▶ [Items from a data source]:
-- -- --

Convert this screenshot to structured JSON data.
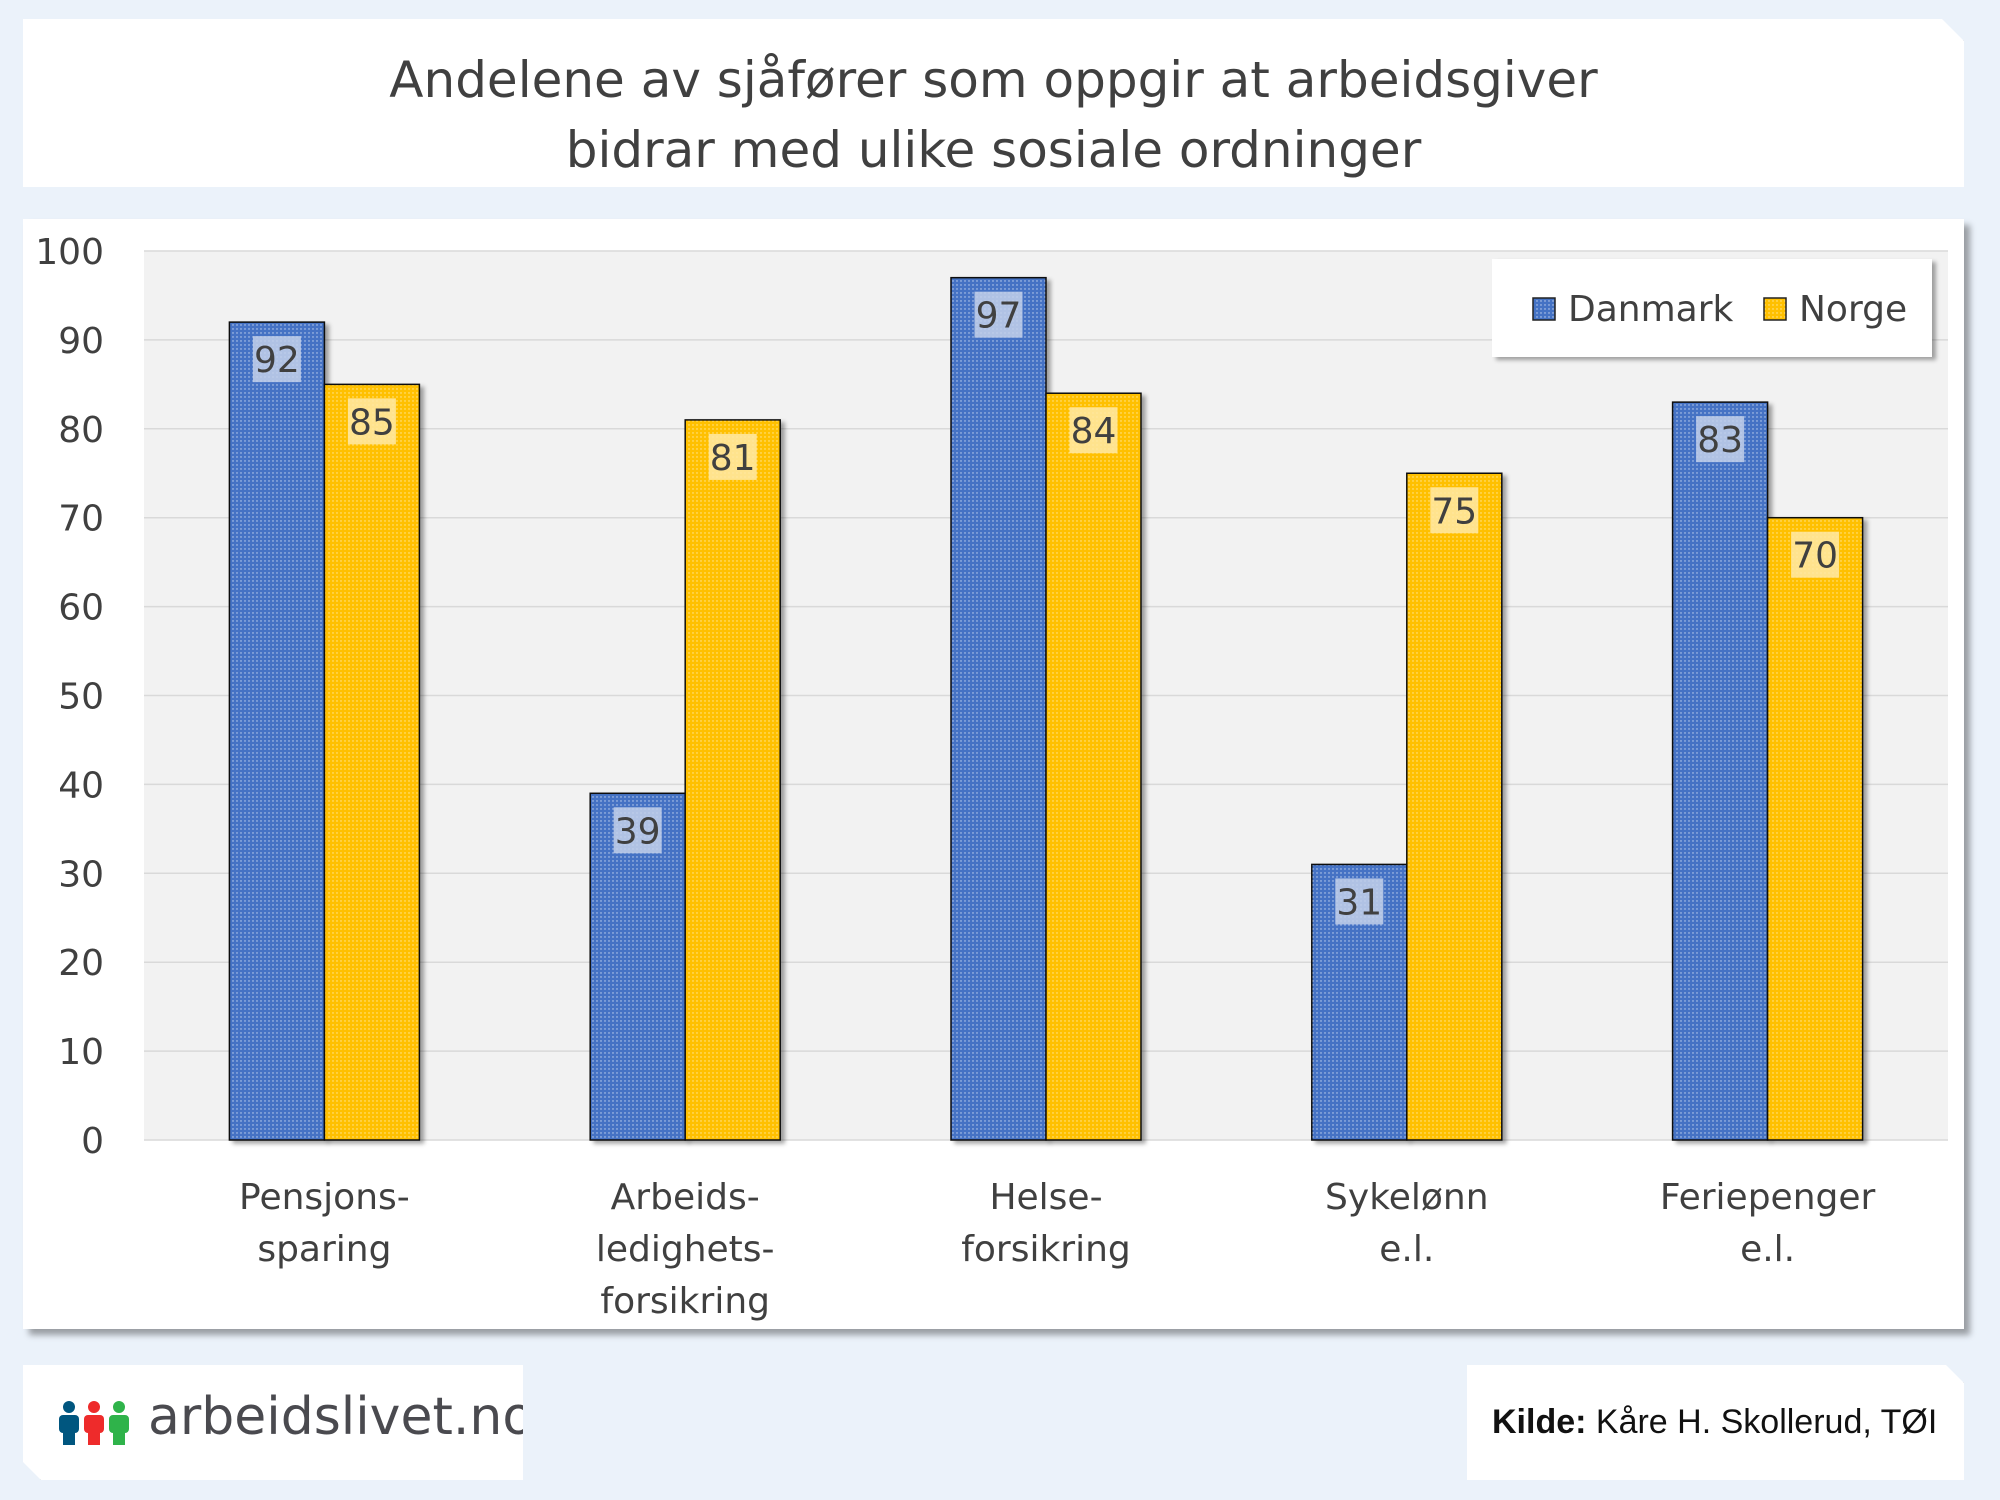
{
  "chart_data": {
    "type": "bar",
    "title": "Andelene av sjåfører som oppgir at arbeidsgiver bidrar med ulike sosiale ordninger",
    "title_lines": [
      "Andelene av sjåfører som oppgir at arbeidsgiver",
      "bidrar med ulike sosiale ordninger"
    ],
    "categories": [
      "Pensjons-sparing",
      "Arbeids-ledighets-forsikring",
      "Helse-forsikring",
      "Sykelønn e.l.",
      "Feriepenger e.l."
    ],
    "category_lines": [
      [
        "Pensjons-",
        "sparing"
      ],
      [
        "Arbeids-",
        "ledighets-",
        "forsikring"
      ],
      [
        "Helse-",
        "forsikring"
      ],
      [
        "Sykelønn",
        "e.l."
      ],
      [
        "Feriepenger",
        "e.l."
      ]
    ],
    "series": [
      {
        "name": "Danmark",
        "values": [
          92,
          39,
          97,
          31,
          83
        ],
        "color": "#4472c4",
        "label_bg": "#c3d0ea"
      },
      {
        "name": "Norge",
        "values": [
          85,
          81,
          84,
          75,
          70
        ],
        "color": "#ffc000",
        "label_bg": "#ffe9a6"
      }
    ],
    "yticks": [
      0,
      10,
      20,
      30,
      40,
      50,
      60,
      70,
      80,
      90,
      100
    ],
    "ylim": [
      0,
      100
    ],
    "xlabel": "",
    "ylabel": "",
    "grid": true,
    "legend": "top-right"
  },
  "footer": {
    "logo_text": "arbeidslivet.no",
    "source_label": "Kilde:",
    "source_text": " Kåre H. Skollerud, TØI"
  }
}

-- -- --

▶ [Task details]: Each line that holds the word "oppgir" should be extracted from the records.

▶ [Exercise solution]:
    "title": "Andelene av sjåfører som oppgir at arbeidsgiver bidrar med ulike sosiale ordninger",
      "Andelene av sjåfører som oppgir at arbeidsgiver",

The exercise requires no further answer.